───── Texte de lecture ─────
Les arrivées de touristes internationaux ont augmenté de 5,2 % en avril et ont atteint 26,5 millions sur les quatre premiers mois de l’année. Le secteur juge de plus en plus réaliste de franchir le cap des 100 millions de visiteurs.
L'Espagne a accueilli 9,1 millions de touristes internationaux en avril, soit 5,2 % de plus que durant le même mois de l'an dernier, ce qui confirme la vigueur du secteur touristique en ce début de 2026.
Le Royaume-Uni a de nouveau été le premier marché émetteur, avec près de 1,7 million de visiteurs en avril, soit 2,7 % de plus qu'un an plus tôt. La France s'est classée en deuxième position, avec environ 1,3 million de touristes (+5,1 %), tandis que l'Allemagne a enregistré une baisse de 9,1 %, à 1,2 million de voyageurs.
───── Données à examiner ─────
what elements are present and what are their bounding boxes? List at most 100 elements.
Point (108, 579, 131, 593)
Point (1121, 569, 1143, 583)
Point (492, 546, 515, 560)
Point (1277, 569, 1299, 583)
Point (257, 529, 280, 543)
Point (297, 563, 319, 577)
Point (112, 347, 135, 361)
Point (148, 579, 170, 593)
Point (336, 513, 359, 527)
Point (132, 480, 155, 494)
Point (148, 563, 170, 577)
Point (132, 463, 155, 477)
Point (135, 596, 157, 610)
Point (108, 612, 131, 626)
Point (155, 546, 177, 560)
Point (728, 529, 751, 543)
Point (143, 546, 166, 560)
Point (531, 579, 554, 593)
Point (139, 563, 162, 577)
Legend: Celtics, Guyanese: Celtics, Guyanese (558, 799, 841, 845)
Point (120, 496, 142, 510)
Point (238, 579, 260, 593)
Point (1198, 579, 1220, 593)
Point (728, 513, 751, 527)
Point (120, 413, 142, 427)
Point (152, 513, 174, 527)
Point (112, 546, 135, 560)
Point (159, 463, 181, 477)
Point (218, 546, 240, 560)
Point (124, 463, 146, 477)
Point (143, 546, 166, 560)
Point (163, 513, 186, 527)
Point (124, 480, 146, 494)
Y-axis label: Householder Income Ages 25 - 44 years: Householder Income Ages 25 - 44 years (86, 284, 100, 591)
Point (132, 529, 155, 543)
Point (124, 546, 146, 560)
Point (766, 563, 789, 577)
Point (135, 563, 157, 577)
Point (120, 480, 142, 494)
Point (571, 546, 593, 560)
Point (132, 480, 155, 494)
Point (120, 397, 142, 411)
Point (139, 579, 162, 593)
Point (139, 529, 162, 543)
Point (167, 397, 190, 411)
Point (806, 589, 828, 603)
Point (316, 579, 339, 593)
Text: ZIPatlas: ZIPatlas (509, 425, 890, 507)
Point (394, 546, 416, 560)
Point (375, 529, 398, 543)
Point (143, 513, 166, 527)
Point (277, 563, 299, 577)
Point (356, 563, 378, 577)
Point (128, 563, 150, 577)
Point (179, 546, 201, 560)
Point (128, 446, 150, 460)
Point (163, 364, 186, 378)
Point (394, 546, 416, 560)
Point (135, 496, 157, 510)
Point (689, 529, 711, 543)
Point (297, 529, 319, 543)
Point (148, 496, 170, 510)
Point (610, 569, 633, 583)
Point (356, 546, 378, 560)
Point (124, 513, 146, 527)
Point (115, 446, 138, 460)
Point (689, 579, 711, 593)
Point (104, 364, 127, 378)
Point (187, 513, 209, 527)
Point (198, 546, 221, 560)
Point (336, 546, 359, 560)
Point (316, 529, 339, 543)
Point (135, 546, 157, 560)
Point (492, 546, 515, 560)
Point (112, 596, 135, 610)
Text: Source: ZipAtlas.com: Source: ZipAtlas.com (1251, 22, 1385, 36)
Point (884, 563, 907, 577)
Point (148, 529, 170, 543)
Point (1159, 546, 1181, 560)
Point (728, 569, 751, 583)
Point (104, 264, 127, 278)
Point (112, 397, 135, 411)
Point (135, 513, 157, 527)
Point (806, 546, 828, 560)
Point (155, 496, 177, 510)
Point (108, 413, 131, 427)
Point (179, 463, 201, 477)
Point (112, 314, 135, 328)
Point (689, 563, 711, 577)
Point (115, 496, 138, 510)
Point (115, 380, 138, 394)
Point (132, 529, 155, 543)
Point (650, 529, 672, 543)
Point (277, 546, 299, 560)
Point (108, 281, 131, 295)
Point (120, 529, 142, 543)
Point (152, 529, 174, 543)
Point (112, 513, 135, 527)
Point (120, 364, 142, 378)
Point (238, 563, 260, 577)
─────
> [Questions d'étude]:
1. Dans l'article sur le tourisme en Espagne, reprenez le passage compris entre « L'Espagne a accueilli » et « début de 2026. », inclus, en substituant « solidité » à « vigueur ».
2. Rédigez la suite de l'article sur le tourisme international en Espagne.

> [Ensemble des réponses]:
1.
L'Espagne a accueilli 9,1 millions de touristes internationaux en avril, soit 5,2 % de plus que durant le même mois de l'an dernier, ce qui confirme la solidité du secteur touristique en ce début de 2026.

2.
Catalogne est redevenue en avril la principale destination des touristes internationaux, en concentrant 20,8 % de l'ensemble des arrivées. L'Andalousie et la Communauté valencienne ont suivi, enregistrant elles aussi une forte affluence de visiteurs étrangers.
Avec ce résultat, l'Espagne totalise 26,5 millions de visiteurs internationaux entre janvier et avril, soit 3,4 % de plus que sur la même période de 2025, selon les données publiées ce lundi par l'Institut national de la statistique (INE). Ce chiffre maintient le secteur sur une trajectoire compatible avec le seuil symbolique des 100 millions de touristes par an, une barre qui semblait encore difficile à atteindre en 2026 il y a à peine quelques mois.
Avril marque un tournant
Le tourisme a entamé l'année en montrant des signes de ralentissement. Mais la croissance s'est accélérée au fil du printemps. La hausse des arrivées en avril constitue la plus forte progression sur un an enregistrée au cours des 12 derniers mois et confirme la solidité de la demande internationale à destination de l'Espagne.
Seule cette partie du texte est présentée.